# THE PROBLEM
In your copy, reproduce the entries exactly as they are, minus the images.

= = = = = = =

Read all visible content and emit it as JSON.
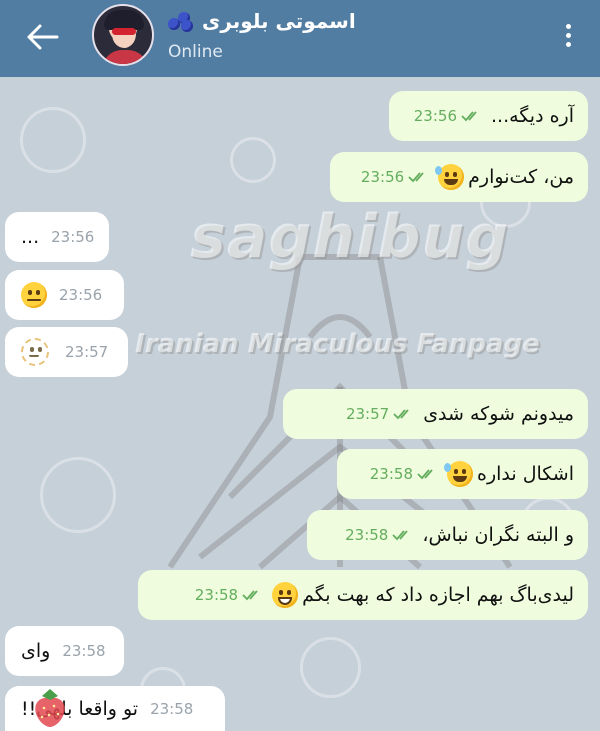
{
  "header": {
    "contact_name": "اسموتی بلوبری",
    "status": "Online",
    "back_icon": "arrow-left-icon",
    "menu_icon": "more-vertical-icon",
    "name_emoji": "blueberries-icon"
  },
  "watermark": {
    "title": "saghibug",
    "subtitle": "Iranian Miraculous Fanpage"
  },
  "colors": {
    "header_bg": "#527da3",
    "outgoing_bubble": "#effdde",
    "incoming_bubble": "#ffffff",
    "time_outgoing": "#65ad5e",
    "time_incoming": "#9aa3ab"
  },
  "messages": [
    {
      "dir": "out",
      "text": "آره دیگه...",
      "time": "23:56",
      "read": true
    },
    {
      "dir": "out",
      "text": "من، کت‌نوارم",
      "emoji": "sweat-smile",
      "time": "23:56",
      "read": true
    },
    {
      "dir": "in",
      "text": "...",
      "time": "23:56"
    },
    {
      "dir": "in",
      "text": "",
      "emoji": "neutral-face",
      "time": "23:56"
    },
    {
      "dir": "in",
      "text": "",
      "emoji": "dotted-face",
      "time": "23:57"
    },
    {
      "dir": "out",
      "text": "میدونم شوکه شدی",
      "time": "23:57",
      "read": true
    },
    {
      "dir": "out",
      "text": "اشکال نداره",
      "emoji": "sweat-smile",
      "time": "23:58",
      "read": true
    },
    {
      "dir": "out",
      "text": "و البته نگران نباش،",
      "time": "23:58",
      "read": true
    },
    {
      "dir": "out",
      "text": "لیدی‌باگ بهم اجازه داد که بهت بگم",
      "emoji": "grin",
      "time": "23:58",
      "read": true
    },
    {
      "dir": "in",
      "text": "وای",
      "time": "23:58"
    },
    {
      "dir": "in",
      "text": "تو واقعا بلهی!!",
      "time": "23:58",
      "sticker": "strawberry-icon"
    }
  ]
}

= = = = = = =

# COMPLETE OUTPUT
Read all visible content and emit it as JSON.
{
  "header": {
    "contact_name": "اسموتی بلوبری",
    "status": "Online",
    "back_icon": "arrow-left-icon",
    "menu_icon": "more-vertical-icon",
    "name_emoji": "blueberries-icon"
  },
  "watermark": {
    "title": "saghibug",
    "subtitle": "Iranian Miraculous Fanpage"
  },
  "colors": {
    "header_bg": "#527da3",
    "outgoing_bubble": "#effdde",
    "incoming_bubble": "#ffffff",
    "time_outgoing": "#65ad5e",
    "time_incoming": "#9aa3ab"
  },
  "messages": [
    {
      "dir": "out",
      "text": "آره دیگه...",
      "time": "23:56",
      "read": true
    },
    {
      "dir": "out",
      "text": "من، کت‌نوارم",
      "emoji": "sweat-smile",
      "time": "23:56",
      "read": true
    },
    {
      "dir": "in",
      "text": "...",
      "time": "23:56"
    },
    {
      "dir": "in",
      "text": "",
      "emoji": "neutral-face",
      "time": "23:56"
    },
    {
      "dir": "in",
      "text": "",
      "emoji": "dotted-face",
      "time": "23:57"
    },
    {
      "dir": "out",
      "text": "میدونم شوکه شدی",
      "time": "23:57",
      "read": true
    },
    {
      "dir": "out",
      "text": "اشکال نداره",
      "emoji": "sweat-smile",
      "time": "23:58",
      "read": true
    },
    {
      "dir": "out",
      "text": "و البته نگران نباش،",
      "time": "23:58",
      "read": true
    },
    {
      "dir": "out",
      "text": "لیدی‌باگ بهم اجازه داد که بهت بگم",
      "emoji": "grin",
      "time": "23:58",
      "read": true
    },
    {
      "dir": "in",
      "text": "وای",
      "time": "23:58"
    },
    {
      "dir": "in",
      "text": "تو واقعا بلهی!!",
      "time": "23:58",
      "sticker": "strawberry-icon"
    }
  ]
}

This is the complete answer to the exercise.